Your instructions:
State the number of lines, and only that number, in which the word "name" appears.

Stored records:
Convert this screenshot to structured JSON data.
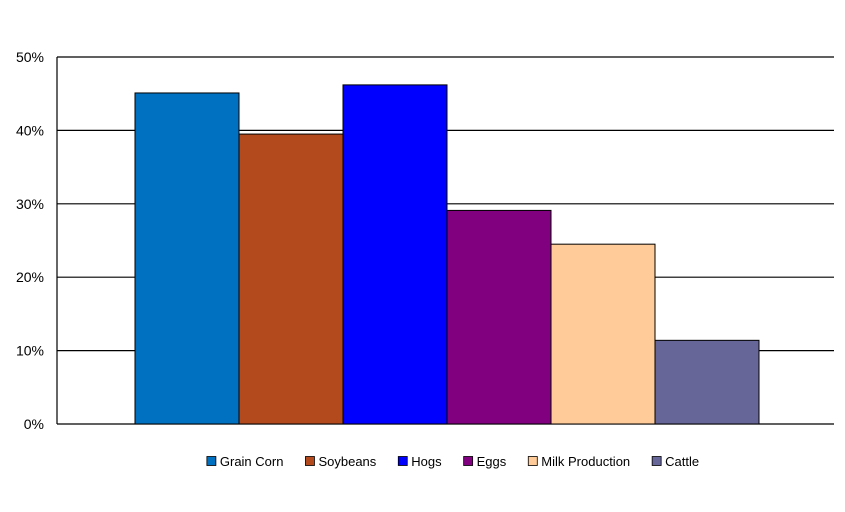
{
  "chart_data": {
    "type": "bar",
    "title": "",
    "xlabel": "",
    "ylabel": "",
    "ylim": [
      0,
      50
    ],
    "yticks": [
      "0%",
      "10%",
      "20%",
      "30%",
      "40%",
      "50%"
    ],
    "grid": true,
    "legend_position": "bottom",
    "series": [
      {
        "name": "Grain Corn",
        "value": 45.1,
        "color": "#0070C0"
      },
      {
        "name": "Soybeans",
        "value": 39.5,
        "color": "#B24A1E"
      },
      {
        "name": "Hogs",
        "value": 46.2,
        "color": "#0000FF"
      },
      {
        "name": "Eggs",
        "value": 29.1,
        "color": "#800080"
      },
      {
        "name": "Milk Production",
        "value": 24.5,
        "color": "#FFCC99"
      },
      {
        "name": "Cattle",
        "value": 11.4,
        "color": "#666699"
      }
    ]
  }
}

Response to the exercise:
6